**TASK GOAL:**
Skip the pictures. Reproduce all other material exactly.
-- begin DATA FOR THIS EXERCISE --
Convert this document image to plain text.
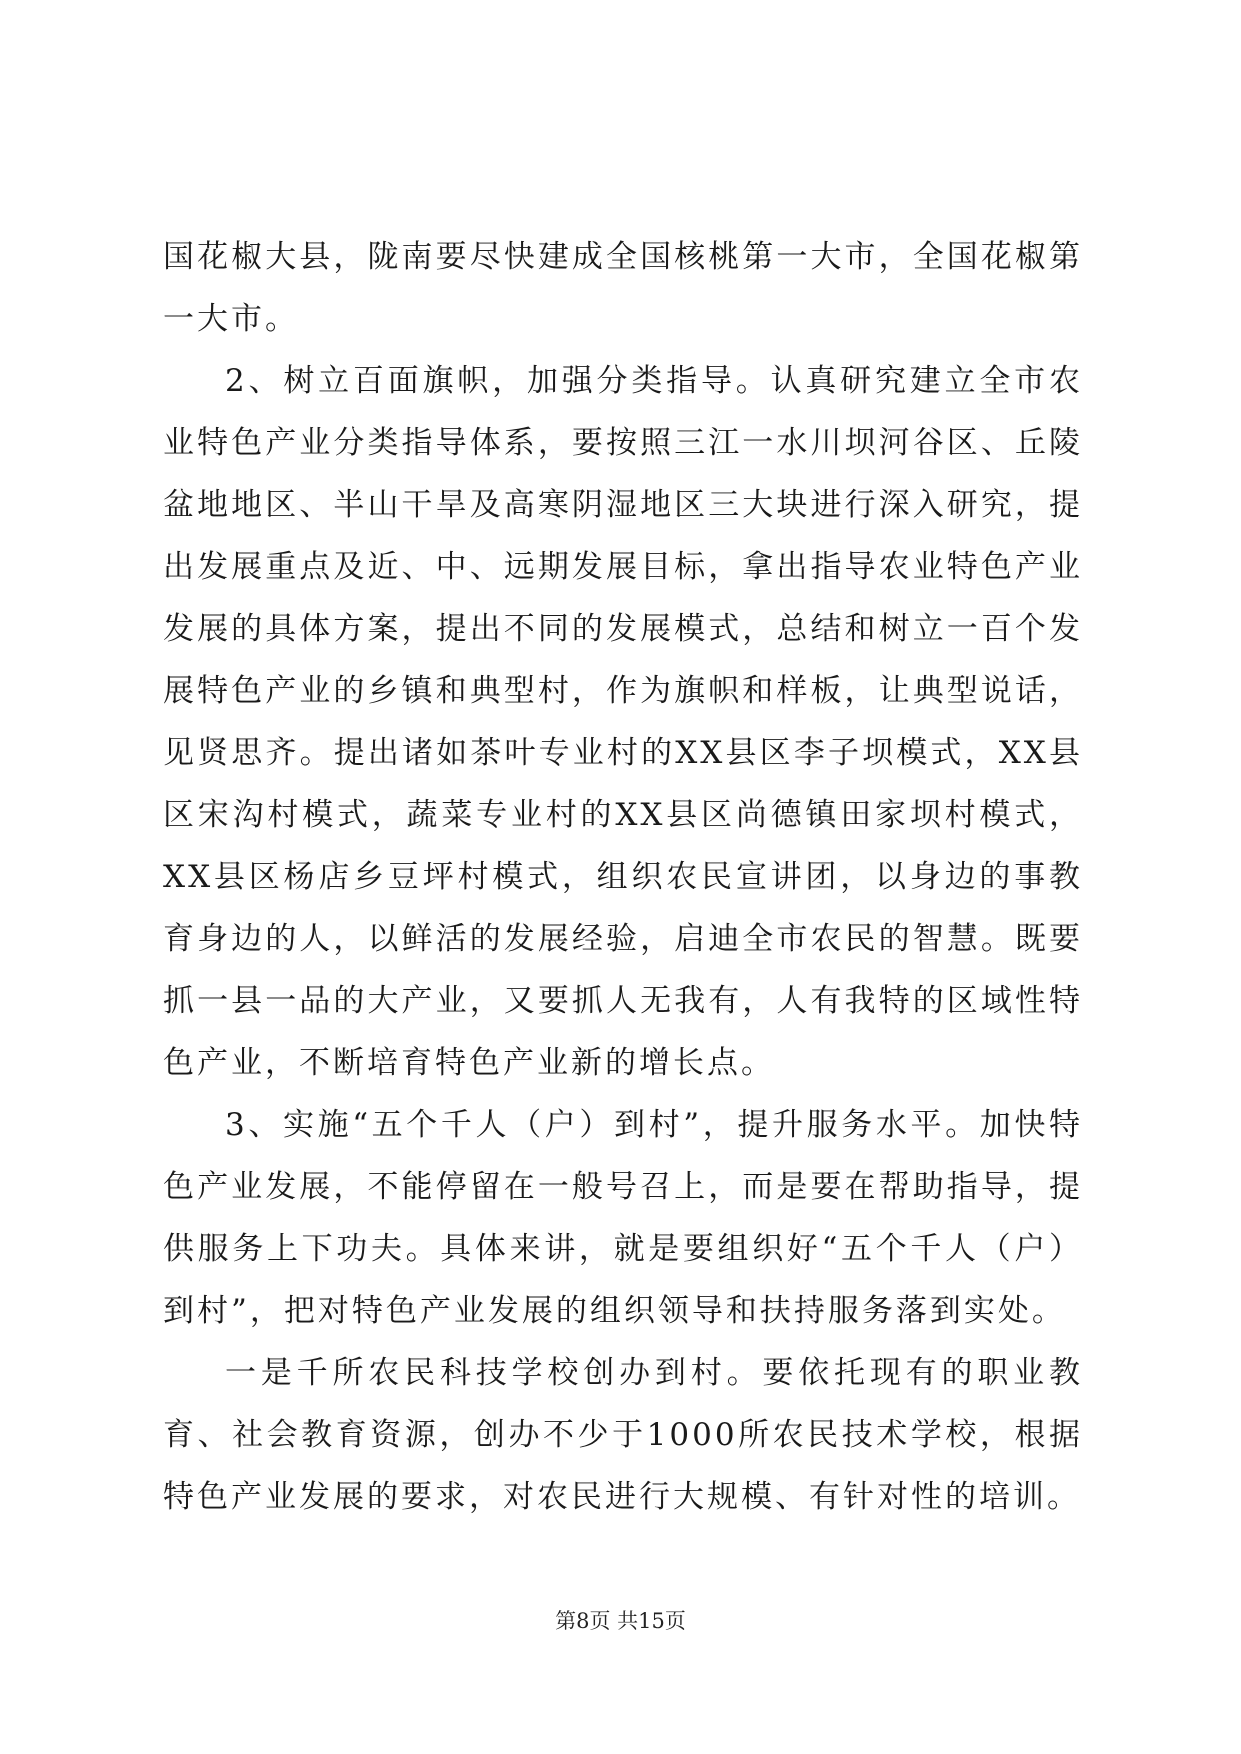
国花椒大县，陇南要尽快建成全国核桃第一大市，全国花椒第一大市。

2、树立百面旗帜，加强分类指导。认真研究建立全市农业特色产业分类指导体系，要按照三江一水川坝河谷区、丘陵盆地地区、半山干旱及高寒阴湿地区三大块进行深入研究，提出发展重点及近、中、远期发展目标，拿出指导农业特色产业发展的具体方案，提出不同的发展模式，总结和树立一百个发展特色产业的乡镇和典型村，作为旗帜和样板，让典型说话，见贤思齐。提出诸如茶叶专业村的XX县区李子坝模式，XX县区宋沟村模式，蔬菜专业村的XX县区尚德镇田家坝村模式，XX县区杨店乡豆坪村模式，组织农民宣讲团，以身边的事教育身边的人，以鲜活的发展经验，启迪全市农民的智慧。既要抓一县一品的大产业，又要抓人无我有，人有我特的区域性特色产业，不断培育特色产业新的增长点。

3、实施“五个千人（户）到村”，提升服务水平。加快特色产业发展，不能停留在一般号召上，而是要在帮助指导，提供服务上下功夫。具体来讲，就是要组织好“五个千人（户）到村”，把对特色产业发展的组织领导和扶持服务落到实处。

一是千所农民科技学校创办到村。要依托现有的职业教育、社会教育资源，创办不少于1000所农民技术学校，根据特色产业发展的要求，对农民进行大规模、有针对性的培训。

第8页 共15页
-- end DATA FOR THIS EXERCISE --
**RESPONSE:**
Convert this document image to plain text.
国花椒大县，陇南要尽快建成全国核桃第一大市，全国花椒第一大市。

2、树立百面旗帜，加强分类指导。认真研究建立全市农业特色产业分类指导体系，要按照三江一水川坝河谷区、丘陵盆地地区、半山干旱及高寒阴湿地区三大块进行深入研究，提出发展重点及近、中、远期发展目标，拿出指导农业特色产业发展的具体方案，提出不同的发展模式，总结和树立一百个发展特色产业的乡镇和典型村，作为旗帜和样板，让典型说话，见贤思齐。提出诸如茶叶专业村的XX县区李子坝模式，XX县区宋沟村模式，蔬菜专业村的XX县区尚德镇田家坝村模式，XX县区杨店乡豆坪村模式，组织农民宣讲团，以身边的事教育身边的人，以鲜活的发展经验，启迪全市农民的智慧。既要抓一县一品的大产业，又要抓人无我有，人有我特的区域性特色产业，不断培育特色产业新的增长点。

3、实施“五个千人（户）到村”，提升服务水平。加快特色产业发展，不能停留在一般号召上，而是要在帮助指导，提供服务上下功夫。具体来讲，就是要组织好“五个千人（户）到村”，把对特色产业发展的组织领导和扶持服务落到实处。

一是千所农民科技学校创办到村。要依托现有的职业教育、社会教育资源，创办不少于1000所农民技术学校，根据特色产业发展的要求，对农民进行大规模、有针对性的培训。

第8页 共15页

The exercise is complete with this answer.